** BEGIN Provided records **
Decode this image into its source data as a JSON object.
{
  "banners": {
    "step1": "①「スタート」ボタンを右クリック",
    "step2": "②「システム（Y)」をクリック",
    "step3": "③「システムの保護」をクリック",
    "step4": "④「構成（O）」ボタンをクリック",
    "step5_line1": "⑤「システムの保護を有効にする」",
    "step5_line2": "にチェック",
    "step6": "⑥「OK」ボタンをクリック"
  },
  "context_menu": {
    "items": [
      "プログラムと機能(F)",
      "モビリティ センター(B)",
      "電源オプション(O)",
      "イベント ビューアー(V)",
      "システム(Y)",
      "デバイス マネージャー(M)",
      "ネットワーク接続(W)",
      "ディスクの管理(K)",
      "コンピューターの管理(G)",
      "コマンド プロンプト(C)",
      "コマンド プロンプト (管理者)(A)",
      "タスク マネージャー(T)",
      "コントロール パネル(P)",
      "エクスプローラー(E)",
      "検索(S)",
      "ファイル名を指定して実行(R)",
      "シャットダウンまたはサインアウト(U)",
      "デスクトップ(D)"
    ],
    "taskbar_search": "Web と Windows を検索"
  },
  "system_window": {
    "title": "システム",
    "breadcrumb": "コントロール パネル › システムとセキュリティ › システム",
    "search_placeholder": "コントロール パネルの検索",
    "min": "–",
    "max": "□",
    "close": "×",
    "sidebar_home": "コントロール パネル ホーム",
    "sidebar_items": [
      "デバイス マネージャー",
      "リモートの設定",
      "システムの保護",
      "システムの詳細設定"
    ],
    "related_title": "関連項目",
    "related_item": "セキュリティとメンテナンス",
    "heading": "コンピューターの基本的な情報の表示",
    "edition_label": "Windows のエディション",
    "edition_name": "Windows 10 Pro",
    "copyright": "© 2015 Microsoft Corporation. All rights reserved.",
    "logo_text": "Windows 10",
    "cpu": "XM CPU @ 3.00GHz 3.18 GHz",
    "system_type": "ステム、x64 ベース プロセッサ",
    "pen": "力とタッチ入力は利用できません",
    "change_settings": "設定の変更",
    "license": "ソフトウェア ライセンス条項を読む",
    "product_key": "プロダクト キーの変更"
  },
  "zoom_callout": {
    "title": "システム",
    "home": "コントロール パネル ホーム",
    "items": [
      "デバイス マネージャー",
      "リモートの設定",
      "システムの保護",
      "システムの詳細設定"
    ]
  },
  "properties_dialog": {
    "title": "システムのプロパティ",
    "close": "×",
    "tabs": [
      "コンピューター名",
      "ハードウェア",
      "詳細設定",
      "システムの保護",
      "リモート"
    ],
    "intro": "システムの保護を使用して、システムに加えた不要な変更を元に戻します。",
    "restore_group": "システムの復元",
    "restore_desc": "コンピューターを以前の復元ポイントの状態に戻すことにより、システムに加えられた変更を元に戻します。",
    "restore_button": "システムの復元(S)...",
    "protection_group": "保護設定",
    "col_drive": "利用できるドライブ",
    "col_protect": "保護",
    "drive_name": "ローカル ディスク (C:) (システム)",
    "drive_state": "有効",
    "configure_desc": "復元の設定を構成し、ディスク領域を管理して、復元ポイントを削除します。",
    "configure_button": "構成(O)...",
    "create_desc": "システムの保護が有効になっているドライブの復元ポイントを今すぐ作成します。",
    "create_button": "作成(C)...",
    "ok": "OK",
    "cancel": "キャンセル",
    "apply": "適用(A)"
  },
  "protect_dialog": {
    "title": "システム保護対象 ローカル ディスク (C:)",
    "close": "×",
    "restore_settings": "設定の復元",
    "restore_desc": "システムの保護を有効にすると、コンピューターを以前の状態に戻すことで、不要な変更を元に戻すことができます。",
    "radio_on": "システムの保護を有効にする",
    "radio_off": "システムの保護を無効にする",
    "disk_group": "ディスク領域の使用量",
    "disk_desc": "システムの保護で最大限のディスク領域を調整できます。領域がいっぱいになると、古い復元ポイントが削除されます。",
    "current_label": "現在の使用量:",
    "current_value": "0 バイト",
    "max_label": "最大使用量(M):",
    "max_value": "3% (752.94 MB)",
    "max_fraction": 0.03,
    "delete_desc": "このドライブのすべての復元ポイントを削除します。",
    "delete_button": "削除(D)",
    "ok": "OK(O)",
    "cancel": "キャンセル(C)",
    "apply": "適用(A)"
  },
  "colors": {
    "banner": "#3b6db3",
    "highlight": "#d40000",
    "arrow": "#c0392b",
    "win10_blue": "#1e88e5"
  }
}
** END Provided records **
Please reproduce each line exactly as written.

**Correct result:**
Decode this image into its source data as a JSON object.
{
  "banners": {
    "step1": "①「スタート」ボタンを右クリック",
    "step2": "②「システム（Y)」をクリック",
    "step3": "③「システムの保護」をクリック",
    "step4": "④「構成（O）」ボタンをクリック",
    "step5_line1": "⑤「システムの保護を有効にする」",
    "step5_line2": "にチェック",
    "step6": "⑥「OK」ボタンをクリック"
  },
  "context_menu": {
    "items": [
      "プログラムと機能(F)",
      "モビリティ センター(B)",
      "電源オプション(O)",
      "イベント ビューアー(V)",
      "システム(Y)",
      "デバイス マネージャー(M)",
      "ネットワーク接続(W)",
      "ディスクの管理(K)",
      "コンピューターの管理(G)",
      "コマンド プロンプト(C)",
      "コマンド プロンプト (管理者)(A)",
      "タスク マネージャー(T)",
      "コントロール パネル(P)",
      "エクスプローラー(E)",
      "検索(S)",
      "ファイル名を指定して実行(R)",
      "シャットダウンまたはサインアウト(U)",
      "デスクトップ(D)"
    ],
    "taskbar_search": "Web と Windows を検索"
  },
  "system_window": {
    "title": "システム",
    "breadcrumb": "コントロール パネル › システムとセキュリティ › システム",
    "search_placeholder": "コントロール パネルの検索",
    "min": "–",
    "max": "□",
    "close": "×",
    "sidebar_home": "コントロール パネル ホーム",
    "sidebar_items": [
      "デバイス マネージャー",
      "リモートの設定",
      "システムの保護",
      "システムの詳細設定"
    ],
    "related_title": "関連項目",
    "related_item": "セキュリティとメンテナンス",
    "heading": "コンピューターの基本的な情報の表示",
    "edition_label": "Windows のエディション",
    "edition_name": "Windows 10 Pro",
    "copyright": "© 2015 Microsoft Corporation. All rights reserved.",
    "logo_text": "Windows 10",
    "cpu": "XM CPU @ 3.00GHz 3.18 GHz",
    "system_type": "ステム、x64 ベース プロセッサ",
    "pen": "力とタッチ入力は利用できません",
    "change_settings": "設定の変更",
    "license": "ソフトウェア ライセンス条項を読む",
    "product_key": "プロダクト キーの変更"
  },
  "zoom_callout": {
    "title": "システム",
    "home": "コントロール パネル ホーム",
    "items": [
      "デバイス マネージャー",
      "リモートの設定",
      "システムの保護",
      "システムの詳細設定"
    ]
  },
  "properties_dialog": {
    "title": "システムのプロパティ",
    "close": "×",
    "tabs": [
      "コンピューター名",
      "ハードウェア",
      "詳細設定",
      "システムの保護",
      "リモート"
    ],
    "intro": "システムの保護を使用して、システムに加えた不要な変更を元に戻します。",
    "restore_group": "システムの復元",
    "restore_desc": "コンピューターを以前の復元ポイントの状態に戻すことにより、システムに加えられた変更を元に戻します。",
    "restore_button": "システムの復元(S)...",
    "protection_group": "保護設定",
    "col_drive": "利用できるドライブ",
    "col_protect": "保護",
    "drive_name": "ローカル ディスク (C:) (システム)",
    "drive_state": "有効",
    "configure_desc": "復元の設定を構成し、ディスク領域を管理して、復元ポイントを削除します。",
    "configure_button": "構成(O)...",
    "create_desc": "システムの保護が有効になっているドライブの復元ポイントを今すぐ作成します。",
    "create_button": "作成(C)...",
    "ok": "OK",
    "cancel": "キャンセル",
    "apply": "適用(A)"
  },
  "protect_dialog": {
    "title": "システム保護対象 ローカル ディスク (C:)",
    "close": "×",
    "restore_settings": "設定の復元",
    "restore_desc": "システムの保護を有効にすると、コンピューターを以前の状態に戻すことで、不要な変更を元に戻すことができます。",
    "radio_on": "システムの保護を有効にする",
    "radio_off": "システムの保護を無効にする",
    "disk_group": "ディスク領域の使用量",
    "disk_desc": "システムの保護で最大限のディスク領域を調整できます。領域がいっぱいになると、古い復元ポイントが削除されます。",
    "current_label": "現在の使用量:",
    "current_value": "0 バイト",
    "max_label": "最大使用量(M):",
    "max_value": "3% (752.94 MB)",
    "max_fraction": 0.03,
    "delete_desc": "このドライブのすべての復元ポイントを削除します。",
    "delete_button": "削除(D)",
    "ok": "OK(O)",
    "cancel": "キャンセル(C)",
    "apply": "適用(A)"
  },
  "colors": {
    "banner": "#3b6db3",
    "highlight": "#d40000",
    "arrow": "#c0392b",
    "win10_blue": "#1e88e5"
  }
}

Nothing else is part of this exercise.